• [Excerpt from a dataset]
- - - - - - -
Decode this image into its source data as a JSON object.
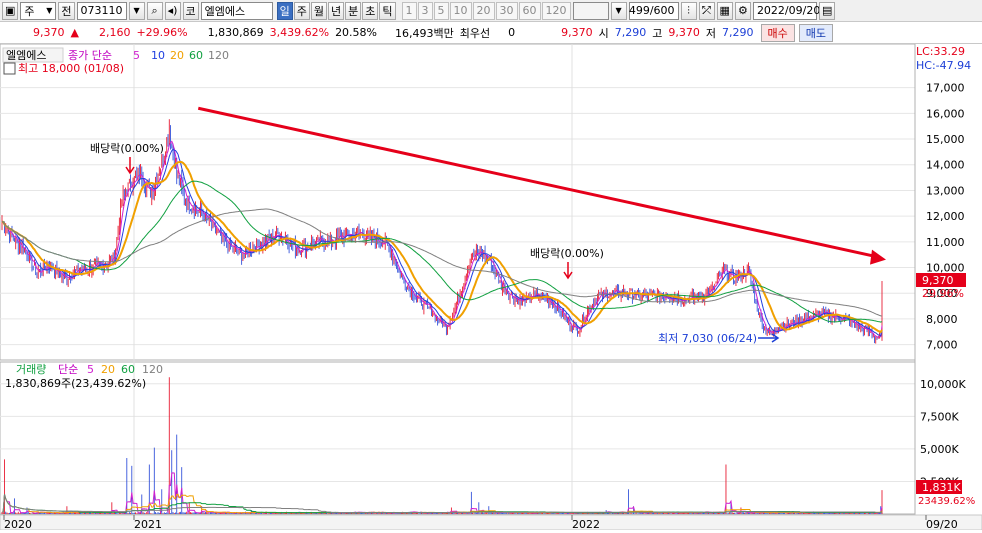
{
  "toolbar": {
    "type_select": "주",
    "prefix_label": "전",
    "code_value": "073110",
    "market_label": "코",
    "stock_name": "엘엠에스",
    "period_tabs": [
      "일",
      "주",
      "월",
      "년",
      "분",
      "초",
      "틱"
    ],
    "active_period": "일",
    "intervals": [
      "1",
      "3",
      "5",
      "10",
      "20",
      "30",
      "60",
      "120"
    ],
    "count_value": "499/600",
    "date_value": "2022/09/20"
  },
  "quote": {
    "price": "9,370",
    "change": "2,160",
    "change_pct": "+29.96%",
    "volume": "1,830,869",
    "volume_pct": "3,439.62%",
    "turnover_pct": "20.58%",
    "amount": "16,493백만",
    "credit_label": "최우선",
    "credit_value": "0",
    "last": "9,370",
    "open_label": "시",
    "open": "7,290",
    "high_label": "고",
    "high": "9,370",
    "low_label": "저",
    "low": "7,290",
    "buy_label": "매수",
    "sell_label": "매도"
  },
  "price_pane": {
    "legend": {
      "name": "엘엠에스",
      "kind": "종가 단순",
      "ma": [
        "5",
        "10",
        "20",
        "60",
        "120"
      ],
      "ma_colors": [
        "#d020d0",
        "#2040e0",
        "#f0a000",
        "#10a040",
        "#808080"
      ]
    },
    "lc_label": "LC:33.29",
    "hc_label": "HC:-47.94",
    "high_annotation": "최고 18,000 (01/08)",
    "low_annotation": "최저 7,030 (06/24)",
    "dividend_1": "배당락(0.00%)",
    "dividend_2": "배당락(0.00%)",
    "current_price_tag": "9,370",
    "current_pct_tag": "29.96%"
  },
  "volume_pane": {
    "legend_name": "거래량",
    "legend_kind": "단순",
    "ma": [
      "5",
      "20",
      "60",
      "120"
    ],
    "ma_colors": [
      "#d020d0",
      "#f0a000",
      "#10a040",
      "#808080"
    ],
    "value_label": "1,830,869주(23,439.62%)",
    "tag_value": "1,831K",
    "tag_pct": "23439.62%"
  },
  "x_axis": {
    "labels": [
      "2020",
      "2021",
      "2022",
      "09/20"
    ]
  },
  "chart_data": {
    "type": "candlestick",
    "price_axis": {
      "ticks": [
        7000,
        8000,
        9000,
        10000,
        11000,
        12000,
        13000,
        14000,
        15000,
        16000,
        17000
      ],
      "tick_labels": [
        "7,000",
        "8,000",
        "9,000",
        "10,000",
        "11,000",
        "12,000",
        "13,000",
        "14,000",
        "15,000",
        "16,000",
        "17,000"
      ],
      "range": [
        6400,
        18700
      ]
    },
    "volume_axis": {
      "ticks": [
        2500,
        5000,
        7500,
        10000
      ],
      "tick_labels": [
        "2,500K",
        "5,000K",
        "7,500K",
        "10,000K"
      ],
      "range": [
        0,
        10600
      ]
    },
    "x_range": [
      0,
      499
    ],
    "close_anchors": [
      [
        0,
        11800
      ],
      [
        8,
        11200
      ],
      [
        18,
        10700
      ],
      [
        28,
        9800
      ],
      [
        38,
        10100
      ],
      [
        50,
        9600
      ],
      [
        62,
        9900
      ],
      [
        72,
        10000
      ],
      [
        82,
        10100
      ],
      [
        90,
        10400
      ],
      [
        96,
        12600
      ],
      [
        104,
        13400
      ],
      [
        112,
        13600
      ],
      [
        118,
        12900
      ],
      [
        122,
        13200
      ],
      [
        128,
        14100
      ],
      [
        134,
        15300
      ],
      [
        140,
        13600
      ],
      [
        146,
        12800
      ],
      [
        152,
        12400
      ],
      [
        158,
        12200
      ],
      [
        164,
        11900
      ],
      [
        170,
        11500
      ],
      [
        178,
        11000
      ],
      [
        186,
        10700
      ],
      [
        194,
        10500
      ],
      [
        202,
        10800
      ],
      [
        210,
        11000
      ],
      [
        220,
        11300
      ],
      [
        228,
        11100
      ],
      [
        236,
        10700
      ],
      [
        244,
        10800
      ],
      [
        252,
        11000
      ],
      [
        262,
        11000
      ],
      [
        272,
        11200
      ],
      [
        282,
        11300
      ],
      [
        290,
        11300
      ],
      [
        298,
        11100
      ],
      [
        306,
        11000
      ],
      [
        312,
        10600
      ],
      [
        318,
        9800
      ],
      [
        326,
        9200
      ],
      [
        334,
        8700
      ],
      [
        342,
        8400
      ],
      [
        350,
        7900
      ],
      [
        356,
        7700
      ],
      [
        362,
        8300
      ],
      [
        368,
        9200
      ],
      [
        376,
        10400
      ],
      [
        384,
        10600
      ],
      [
        392,
        10200
      ],
      [
        400,
        9300
      ],
      [
        408,
        8900
      ],
      [
        416,
        8700
      ],
      [
        426,
        8900
      ],
      [
        436,
        8800
      ],
      [
        446,
        8400
      ],
      [
        454,
        7800
      ],
      [
        462,
        7600
      ],
      [
        470,
        8400
      ],
      [
        478,
        8900
      ],
      [
        488,
        9000
      ],
      [
        500,
        9000
      ],
      [
        512,
        8900
      ],
      [
        524,
        8900
      ],
      [
        534,
        8900
      ],
      [
        544,
        8800
      ],
      [
        552,
        8800
      ],
      [
        562,
        8900
      ],
      [
        570,
        9200
      ],
      [
        578,
        9900
      ],
      [
        586,
        9600
      ],
      [
        592,
        9700
      ],
      [
        598,
        9900
      ],
      [
        604,
        8600
      ],
      [
        610,
        7700
      ],
      [
        616,
        7400
      ],
      [
        622,
        7700
      ],
      [
        632,
        7800
      ],
      [
        644,
        8000
      ],
      [
        656,
        8200
      ],
      [
        666,
        8100
      ],
      [
        676,
        8000
      ],
      [
        686,
        7700
      ],
      [
        694,
        7500
      ],
      [
        700,
        7300
      ],
      [
        704,
        7290
      ],
      [
        705,
        9370
      ]
    ],
    "volume_spikes": [
      [
        2,
        4200
      ],
      [
        10,
        1200
      ],
      [
        20,
        500
      ],
      [
        52,
        600
      ],
      [
        88,
        900
      ],
      [
        100,
        4300
      ],
      [
        104,
        3700
      ],
      [
        112,
        1500
      ],
      [
        118,
        3800
      ],
      [
        122,
        5100
      ],
      [
        128,
        1900
      ],
      [
        134,
        10500
      ],
      [
        136,
        4900
      ],
      [
        140,
        6100
      ],
      [
        144,
        3600
      ],
      [
        150,
        900
      ],
      [
        160,
        600
      ],
      [
        200,
        300
      ],
      [
        260,
        200
      ],
      [
        360,
        500
      ],
      [
        376,
        1700
      ],
      [
        382,
        900
      ],
      [
        390,
        600
      ],
      [
        484,
        300
      ],
      [
        502,
        1900
      ],
      [
        506,
        600
      ],
      [
        580,
        3800
      ],
      [
        584,
        900
      ],
      [
        592,
        500
      ],
      [
        650,
        200
      ],
      [
        704,
        600
      ],
      [
        705,
        1831
      ]
    ],
    "trendline": [
      [
        130,
        16200
      ],
      [
        700,
        10500
      ]
    ]
  }
}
- - - - - - -
In the copy, include no pictures; restate the listing above exactly.

Decode this image into its source data as a JSON object.
{
  "toolbar": {
    "type_select": "주",
    "prefix_label": "전",
    "code_value": "073110",
    "market_label": "코",
    "stock_name": "엘엠에스",
    "period_tabs": [
      "일",
      "주",
      "월",
      "년",
      "분",
      "초",
      "틱"
    ],
    "active_period": "일",
    "intervals": [
      "1",
      "3",
      "5",
      "10",
      "20",
      "30",
      "60",
      "120"
    ],
    "count_value": "499/600",
    "date_value": "2022/09/20"
  },
  "quote": {
    "price": "9,370",
    "change": "2,160",
    "change_pct": "+29.96%",
    "volume": "1,830,869",
    "volume_pct": "3,439.62%",
    "turnover_pct": "20.58%",
    "amount": "16,493백만",
    "credit_label": "최우선",
    "credit_value": "0",
    "last": "9,370",
    "open_label": "시",
    "open": "7,290",
    "high_label": "고",
    "high": "9,370",
    "low_label": "저",
    "low": "7,290",
    "buy_label": "매수",
    "sell_label": "매도"
  },
  "price_pane": {
    "legend": {
      "name": "엘엠에스",
      "kind": "종가 단순",
      "ma": [
        "5",
        "10",
        "20",
        "60",
        "120"
      ],
      "ma_colors": [
        "#d020d0",
        "#2040e0",
        "#f0a000",
        "#10a040",
        "#808080"
      ]
    },
    "lc_label": "LC:33.29",
    "hc_label": "HC:-47.94",
    "high_annotation": "최고 18,000 (01/08)",
    "low_annotation": "최저 7,030 (06/24)",
    "dividend_1": "배당락(0.00%)",
    "dividend_2": "배당락(0.00%)",
    "current_price_tag": "9,370",
    "current_pct_tag": "29.96%"
  },
  "volume_pane": {
    "legend_name": "거래량",
    "legend_kind": "단순",
    "ma": [
      "5",
      "20",
      "60",
      "120"
    ],
    "ma_colors": [
      "#d020d0",
      "#f0a000",
      "#10a040",
      "#808080"
    ],
    "value_label": "1,830,869주(23,439.62%)",
    "tag_value": "1,831K",
    "tag_pct": "23439.62%"
  },
  "x_axis": {
    "labels": [
      "2020",
      "2021",
      "2022",
      "09/20"
    ]
  },
  "chart_data": {
    "type": "candlestick",
    "price_axis": {
      "ticks": [
        7000,
        8000,
        9000,
        10000,
        11000,
        12000,
        13000,
        14000,
        15000,
        16000,
        17000
      ],
      "tick_labels": [
        "7,000",
        "8,000",
        "9,000",
        "10,000",
        "11,000",
        "12,000",
        "13,000",
        "14,000",
        "15,000",
        "16,000",
        "17,000"
      ],
      "range": [
        6400,
        18700
      ]
    },
    "volume_axis": {
      "ticks": [
        2500,
        5000,
        7500,
        10000
      ],
      "tick_labels": [
        "2,500K",
        "5,000K",
        "7,500K",
        "10,000K"
      ],
      "range": [
        0,
        10600
      ]
    },
    "x_range": [
      0,
      499
    ],
    "close_anchors": [
      [
        0,
        11800
      ],
      [
        8,
        11200
      ],
      [
        18,
        10700
      ],
      [
        28,
        9800
      ],
      [
        38,
        10100
      ],
      [
        50,
        9600
      ],
      [
        62,
        9900
      ],
      [
        72,
        10000
      ],
      [
        82,
        10100
      ],
      [
        90,
        10400
      ],
      [
        96,
        12600
      ],
      [
        104,
        13400
      ],
      [
        112,
        13600
      ],
      [
        118,
        12900
      ],
      [
        122,
        13200
      ],
      [
        128,
        14100
      ],
      [
        134,
        15300
      ],
      [
        140,
        13600
      ],
      [
        146,
        12800
      ],
      [
        152,
        12400
      ],
      [
        158,
        12200
      ],
      [
        164,
        11900
      ],
      [
        170,
        11500
      ],
      [
        178,
        11000
      ],
      [
        186,
        10700
      ],
      [
        194,
        10500
      ],
      [
        202,
        10800
      ],
      [
        210,
        11000
      ],
      [
        220,
        11300
      ],
      [
        228,
        11100
      ],
      [
        236,
        10700
      ],
      [
        244,
        10800
      ],
      [
        252,
        11000
      ],
      [
        262,
        11000
      ],
      [
        272,
        11200
      ],
      [
        282,
        11300
      ],
      [
        290,
        11300
      ],
      [
        298,
        11100
      ],
      [
        306,
        11000
      ],
      [
        312,
        10600
      ],
      [
        318,
        9800
      ],
      [
        326,
        9200
      ],
      [
        334,
        8700
      ],
      [
        342,
        8400
      ],
      [
        350,
        7900
      ],
      [
        356,
        7700
      ],
      [
        362,
        8300
      ],
      [
        368,
        9200
      ],
      [
        376,
        10400
      ],
      [
        384,
        10600
      ],
      [
        392,
        10200
      ],
      [
        400,
        9300
      ],
      [
        408,
        8900
      ],
      [
        416,
        8700
      ],
      [
        426,
        8900
      ],
      [
        436,
        8800
      ],
      [
        446,
        8400
      ],
      [
        454,
        7800
      ],
      [
        462,
        7600
      ],
      [
        470,
        8400
      ],
      [
        478,
        8900
      ],
      [
        488,
        9000
      ],
      [
        500,
        9000
      ],
      [
        512,
        8900
      ],
      [
        524,
        8900
      ],
      [
        534,
        8900
      ],
      [
        544,
        8800
      ],
      [
        552,
        8800
      ],
      [
        562,
        8900
      ],
      [
        570,
        9200
      ],
      [
        578,
        9900
      ],
      [
        586,
        9600
      ],
      [
        592,
        9700
      ],
      [
        598,
        9900
      ],
      [
        604,
        8600
      ],
      [
        610,
        7700
      ],
      [
        616,
        7400
      ],
      [
        622,
        7700
      ],
      [
        632,
        7800
      ],
      [
        644,
        8000
      ],
      [
        656,
        8200
      ],
      [
        666,
        8100
      ],
      [
        676,
        8000
      ],
      [
        686,
        7700
      ],
      [
        694,
        7500
      ],
      [
        700,
        7300
      ],
      [
        704,
        7290
      ],
      [
        705,
        9370
      ]
    ],
    "volume_spikes": [
      [
        2,
        4200
      ],
      [
        10,
        1200
      ],
      [
        20,
        500
      ],
      [
        52,
        600
      ],
      [
        88,
        900
      ],
      [
        100,
        4300
      ],
      [
        104,
        3700
      ],
      [
        112,
        1500
      ],
      [
        118,
        3800
      ],
      [
        122,
        5100
      ],
      [
        128,
        1900
      ],
      [
        134,
        10500
      ],
      [
        136,
        4900
      ],
      [
        140,
        6100
      ],
      [
        144,
        3600
      ],
      [
        150,
        900
      ],
      [
        160,
        600
      ],
      [
        200,
        300
      ],
      [
        260,
        200
      ],
      [
        360,
        500
      ],
      [
        376,
        1700
      ],
      [
        382,
        900
      ],
      [
        390,
        600
      ],
      [
        484,
        300
      ],
      [
        502,
        1900
      ],
      [
        506,
        600
      ],
      [
        580,
        3800
      ],
      [
        584,
        900
      ],
      [
        592,
        500
      ],
      [
        650,
        200
      ],
      [
        704,
        600
      ],
      [
        705,
        1831
      ]
    ],
    "trendline": [
      [
        130,
        16200
      ],
      [
        700,
        10500
      ]
    ]
  }
}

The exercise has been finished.